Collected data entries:
------------------------

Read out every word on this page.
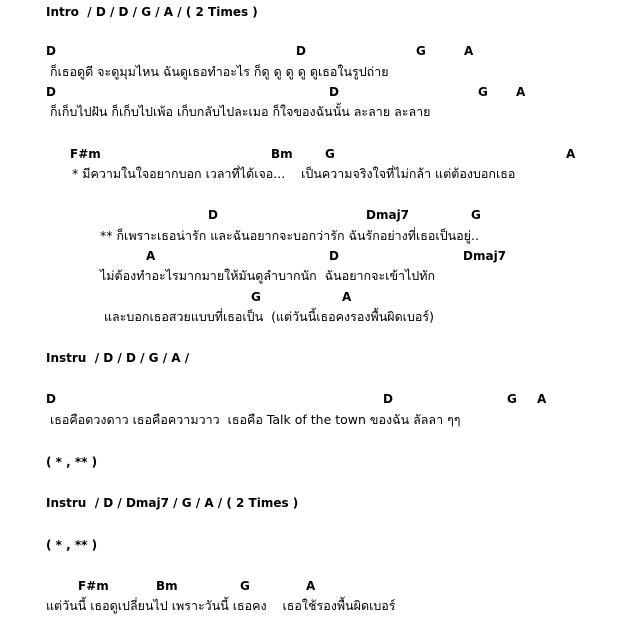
Intro  / D / D / G / A / ( 2 Times )
D	D	G	A
ก็เธอดูดี จะดูมุมไหน ฉันดูเธอทำอะไร ก็ดู ดู ดู ดู ดูเธอในรูปถ่าย
D	D	G A
ก็เก็บไปฝัน ก็เก็บไปเพ้อ เก็บกลับไปละเมอ ก็ใจของฉันนั้น ละลาย ละลาย
F#m	Bm	G	A
* มีความในใจอยากบอก เวลาที่ได้เจอ...    เป็นความจริงใจที่ไม่กล้า แต่ต้องบอกเธอ
D	Dmaj7	G
** ก็เพราะเธอน่ารัก และฉันอยากจะบอกว่ารัก ฉันรักอย่างที่เธอเป็นอยู่..
A	D	Dmaj7
ไม่ต้องทำอะไรมากมายให้มันดูลำบากนัก  ฉันอยากจะเข้าไปทัก
G	A
และบอกเธอสวยแบบที่เธอเป็น  (แต่วันนี้เธอคงรองพื้นผิดเบอร์)
Instru  / D / D / G / A /
D	D	G A
เธอคือดวงดาว เธอคือความวาว  เธอคือ Talk of the town ของฉัน ลัลลา ๆๆ
( * , ** )
Instru  / D / Dmaj7 / G / A / ( 2 Times )
( * , ** )
F#m	Bm	G	A
แต่วันนี้ เธอดูเปลี่ยนไป เพราะวันนี้ เธอคง    เธอใช้รองพื้นผิดเบอร์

------------------------

PROBLEM TO SOLVE: Return every line above in which the string "ดเบอร" occurs.

RESPONSE:
และบอกเธอสวยแบบที่เธอเป็น  (แต่วันนี้เธอคงรองพื้นผิดเบอร์)
แต่วันนี้ เธอดูเปลี่ยนไป เพราะวันนี้ เธอคง    เธอใช้รองพื้นผิดเบอร์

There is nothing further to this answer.